> **GIVEN EXERCISE**
Write the material out again exactly as it stands.

>> Begin DATA IN THIS EXERCISE

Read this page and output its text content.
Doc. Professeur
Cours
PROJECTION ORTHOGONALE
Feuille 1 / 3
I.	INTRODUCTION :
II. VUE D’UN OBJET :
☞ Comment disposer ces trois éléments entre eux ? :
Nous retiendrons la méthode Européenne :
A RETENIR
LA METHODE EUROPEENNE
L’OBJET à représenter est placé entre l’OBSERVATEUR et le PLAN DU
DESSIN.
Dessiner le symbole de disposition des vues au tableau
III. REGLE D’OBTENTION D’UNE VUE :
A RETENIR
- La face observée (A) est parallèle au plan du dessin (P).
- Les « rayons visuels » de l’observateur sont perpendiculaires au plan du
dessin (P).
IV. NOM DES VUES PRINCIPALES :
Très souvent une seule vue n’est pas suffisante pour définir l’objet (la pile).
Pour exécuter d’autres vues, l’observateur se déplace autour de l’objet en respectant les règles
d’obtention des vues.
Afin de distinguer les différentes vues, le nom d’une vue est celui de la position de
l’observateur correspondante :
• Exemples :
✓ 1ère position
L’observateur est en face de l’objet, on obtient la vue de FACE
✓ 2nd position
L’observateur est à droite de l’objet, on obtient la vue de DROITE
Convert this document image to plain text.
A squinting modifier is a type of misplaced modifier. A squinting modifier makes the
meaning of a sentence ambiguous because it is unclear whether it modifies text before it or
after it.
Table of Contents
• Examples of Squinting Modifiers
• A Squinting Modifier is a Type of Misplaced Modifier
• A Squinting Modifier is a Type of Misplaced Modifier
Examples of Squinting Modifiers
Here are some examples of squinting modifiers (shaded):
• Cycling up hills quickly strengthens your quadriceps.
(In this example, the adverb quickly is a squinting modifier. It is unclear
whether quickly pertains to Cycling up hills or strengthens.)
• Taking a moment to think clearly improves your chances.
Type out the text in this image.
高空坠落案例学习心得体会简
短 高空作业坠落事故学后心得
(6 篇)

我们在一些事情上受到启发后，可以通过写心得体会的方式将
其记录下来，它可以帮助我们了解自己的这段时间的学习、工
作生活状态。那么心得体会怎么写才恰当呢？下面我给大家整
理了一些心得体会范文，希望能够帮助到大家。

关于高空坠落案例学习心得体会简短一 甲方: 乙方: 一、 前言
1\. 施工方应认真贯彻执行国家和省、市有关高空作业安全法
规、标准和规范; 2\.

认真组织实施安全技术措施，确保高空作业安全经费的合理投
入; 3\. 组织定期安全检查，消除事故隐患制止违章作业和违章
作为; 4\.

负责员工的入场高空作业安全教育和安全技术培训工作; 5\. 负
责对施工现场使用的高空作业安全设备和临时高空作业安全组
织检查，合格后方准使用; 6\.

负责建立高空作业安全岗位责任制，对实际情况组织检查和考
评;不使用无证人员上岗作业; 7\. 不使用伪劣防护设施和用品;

>> End DATA IN THIS EXERCISE

> **COMPLETE RESPONSE**
Read this page and output its text content.
Doc. Professeur
Cours
PROJECTION ORTHOGONALE
Feuille 1 / 3
I.	INTRODUCTION :
II. VUE D’UN OBJET :
☞ Comment disposer ces trois éléments entre eux ? :
Nous retiendrons la méthode Européenne :
A RETENIR
LA METHODE EUROPEENNE
L’OBJET à représenter est placé entre l’OBSERVATEUR et le PLAN DU
DESSIN.
Dessiner le symbole de disposition des vues au tableau
III. REGLE D’OBTENTION D’UNE VUE :
A RETENIR
- La face observée (A) est parallèle au plan du dessin (P).
- Les « rayons visuels » de l’observateur sont perpendiculaires au plan du
dessin (P).
IV. NOM DES VUES PRINCIPALES :
Très souvent une seule vue n’est pas suffisante pour définir l’objet (la pile).
Pour exécuter d’autres vues, l’observateur se déplace autour de l’objet en respectant les règles
d’obtention des vues.
Afin de distinguer les différentes vues, le nom d’une vue est celui de la position de
l’observateur correspondante :
• Exemples :
✓ 1ère position
L’observateur est en face de l’objet, on obtient la vue de FACE
✓ 2nd position
L’observateur est à droite de l’objet, on obtient la vue de DROITE
Convert this document image to plain text.
A squinting modifier is a type of misplaced modifier. A squinting modifier makes the
meaning of a sentence ambiguous because it is unclear whether it modifies text before it or
after it.
Table of Contents
• Examples of Squinting Modifiers
• A Squinting Modifier is a Type of Misplaced Modifier
• A Squinting Modifier is a Type of Misplaced Modifier
Examples of Squinting Modifiers
Here are some examples of squinting modifiers (shaded):
• Cycling up hills quickly strengthens your quadriceps.
(In this example, the adverb quickly is a squinting modifier. It is unclear
whether quickly pertains to Cycling up hills or strengthens.)
• Taking a moment to think clearly improves your chances.
Type out the text in this image.
高空坠落案例学习心得体会简
短 高空作业坠落事故学后心得
(6 篇)

我们在一些事情上受到启发后，可以通过写心得体会的方式将
其记录下来，它可以帮助我们了解自己的这段时间的学习、工
作生活状态。那么心得体会怎么写才恰当呢？下面我给大家整
理了一些心得体会范文，希望能够帮助到大家。

关于高空坠落案例学习心得体会简短一 甲方: 乙方: 一、 前言
1\. 施工方应认真贯彻执行国家和省、市有关高空作业安全法
规、标准和规范; 2\.

认真组织实施安全技术措施，确保高空作业安全经费的合理投
入; 3\. 组织定期安全检查，消除事故隐患制止违章作业和违章
作为; 4\.

负责员工的入场高空作业安全教育和安全技术培训工作; 5\. 负
责对施工现场使用的高空作业安全设备和临时高空作业安全组
织检查，合格后方准使用; 6\.

负责建立高空作业安全岗位责任制，对实际情况组织检查和考
评;不使用无证人员上岗作业; 7\. 不使用伪劣防护设施和用品;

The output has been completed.